# Given exercise
Transcribe all of the material below word for word and leave out its pictures.

Records about charts and figures:
_ _ _ _

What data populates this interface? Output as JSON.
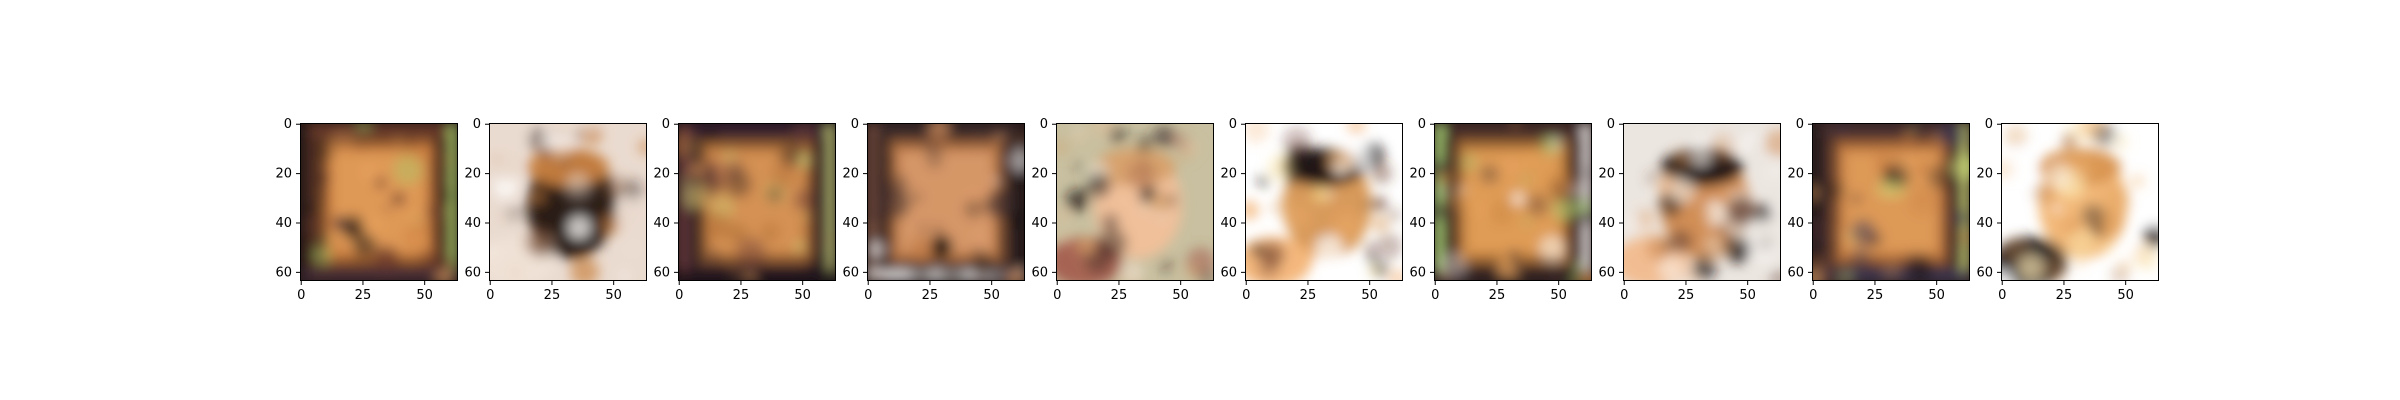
{
  "figure": {
    "background": "#ffffff",
    "panel_count": 10,
    "image_resolution": 64,
    "x_ticks": [
      "0",
      "25",
      "50"
    ],
    "y_ticks": [
      "0",
      "20",
      "40",
      "60"
    ],
    "panels": [
      {
        "id": "panel-1",
        "subject": "blurry-square-frame-face",
        "palette": [
          "#6b3a2a",
          "#c97b3c",
          "#e8a25e",
          "#3d2b3d",
          "#1a1412",
          "#a3d26a"
        ],
        "background": "#2a1a18"
      },
      {
        "id": "panel-2",
        "subject": "blurry-face-light-bg",
        "palette": [
          "#e7d6c8",
          "#c8803e",
          "#2a1b16",
          "#f1e2d6",
          "#8a5a3a",
          "#ffffff"
        ],
        "background": "#eadbd0"
      },
      {
        "id": "panel-3",
        "subject": "blurry-square-frame-face-dark",
        "palette": [
          "#3a2430",
          "#b8763c",
          "#e09a5a",
          "#1a1218",
          "#6a3b3a",
          "#c9d27a"
        ],
        "background": "#1d1418"
      },
      {
        "id": "panel-4",
        "subject": "blurry-face-frame-light-corner",
        "palette": [
          "#3b2a2c",
          "#bf7a46",
          "#e0a070",
          "#ffffff",
          "#6f4a3a",
          "#1a1210"
        ],
        "background": "#281a1a"
      },
      {
        "id": "panel-5",
        "subject": "blurry-face-dark-hair",
        "palette": [
          "#1b1212",
          "#d6a06a",
          "#f0c09a",
          "#a35a4a",
          "#e5e0d0",
          "#3b2a2a"
        ],
        "background": "#c8c0a0"
      },
      {
        "id": "panel-6",
        "subject": "blurry-face-white-bg",
        "palette": [
          "#ffffff",
          "#1a1212",
          "#d89a5a",
          "#f3b070",
          "#6a3a2a",
          "#f6d98a"
        ],
        "background": "#ffffff"
      },
      {
        "id": "panel-7",
        "subject": "blurry-square-frame-face",
        "palette": [
          "#4a2e2a",
          "#c9843e",
          "#e8a45e",
          "#2a1e22",
          "#a4cc72",
          "#ffffff"
        ],
        "background": "#2c1e1c"
      },
      {
        "id": "panel-8",
        "subject": "blurry-face-dark-hair-light-bg",
        "palette": [
          "#f0ece6",
          "#1a1210",
          "#d18e56",
          "#f2b888",
          "#5a3a30",
          "#ffffff"
        ],
        "background": "#ece6e0"
      },
      {
        "id": "panel-9",
        "subject": "blurry-square-frame-face",
        "palette": [
          "#4b3030",
          "#c77c40",
          "#e6a25e",
          "#3a3a5a",
          "#1a1216",
          "#cfe07a"
        ],
        "background": "#2e1e1e"
      },
      {
        "id": "panel-10",
        "subject": "blurry-face-white-bg-dark-corner",
        "palette": [
          "#ffffff",
          "#d89350",
          "#f2b878",
          "#1a1212",
          "#a05c30",
          "#fbe6b0"
        ],
        "background": "#ffffff"
      }
    ]
  }
}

_ _ _ _

# Response
What data populates this interface? Output as JSON.
{
  "figure": {
    "background": "#ffffff",
    "panel_count": 10,
    "image_resolution": 64,
    "x_ticks": [
      "0",
      "25",
      "50"
    ],
    "y_ticks": [
      "0",
      "20",
      "40",
      "60"
    ],
    "panels": [
      {
        "id": "panel-1",
        "subject": "blurry-square-frame-face",
        "palette": [
          "#6b3a2a",
          "#c97b3c",
          "#e8a25e",
          "#3d2b3d",
          "#1a1412",
          "#a3d26a"
        ],
        "background": "#2a1a18"
      },
      {
        "id": "panel-2",
        "subject": "blurry-face-light-bg",
        "palette": [
          "#e7d6c8",
          "#c8803e",
          "#2a1b16",
          "#f1e2d6",
          "#8a5a3a",
          "#ffffff"
        ],
        "background": "#eadbd0"
      },
      {
        "id": "panel-3",
        "subject": "blurry-square-frame-face-dark",
        "palette": [
          "#3a2430",
          "#b8763c",
          "#e09a5a",
          "#1a1218",
          "#6a3b3a",
          "#c9d27a"
        ],
        "background": "#1d1418"
      },
      {
        "id": "panel-4",
        "subject": "blurry-face-frame-light-corner",
        "palette": [
          "#3b2a2c",
          "#bf7a46",
          "#e0a070",
          "#ffffff",
          "#6f4a3a",
          "#1a1210"
        ],
        "background": "#281a1a"
      },
      {
        "id": "panel-5",
        "subject": "blurry-face-dark-hair",
        "palette": [
          "#1b1212",
          "#d6a06a",
          "#f0c09a",
          "#a35a4a",
          "#e5e0d0",
          "#3b2a2a"
        ],
        "background": "#c8c0a0"
      },
      {
        "id": "panel-6",
        "subject": "blurry-face-white-bg",
        "palette": [
          "#ffffff",
          "#1a1212",
          "#d89a5a",
          "#f3b070",
          "#6a3a2a",
          "#f6d98a"
        ],
        "background": "#ffffff"
      },
      {
        "id": "panel-7",
        "subject": "blurry-square-frame-face",
        "palette": [
          "#4a2e2a",
          "#c9843e",
          "#e8a45e",
          "#2a1e22",
          "#a4cc72",
          "#ffffff"
        ],
        "background": "#2c1e1c"
      },
      {
        "id": "panel-8",
        "subject": "blurry-face-dark-hair-light-bg",
        "palette": [
          "#f0ece6",
          "#1a1210",
          "#d18e56",
          "#f2b888",
          "#5a3a30",
          "#ffffff"
        ],
        "background": "#ece6e0"
      },
      {
        "id": "panel-9",
        "subject": "blurry-square-frame-face",
        "palette": [
          "#4b3030",
          "#c77c40",
          "#e6a25e",
          "#3a3a5a",
          "#1a1216",
          "#cfe07a"
        ],
        "background": "#2e1e1e"
      },
      {
        "id": "panel-10",
        "subject": "blurry-face-white-bg-dark-corner",
        "palette": [
          "#ffffff",
          "#d89350",
          "#f2b878",
          "#1a1212",
          "#a05c30",
          "#fbe6b0"
        ],
        "background": "#ffffff"
      }
    ]
  }
}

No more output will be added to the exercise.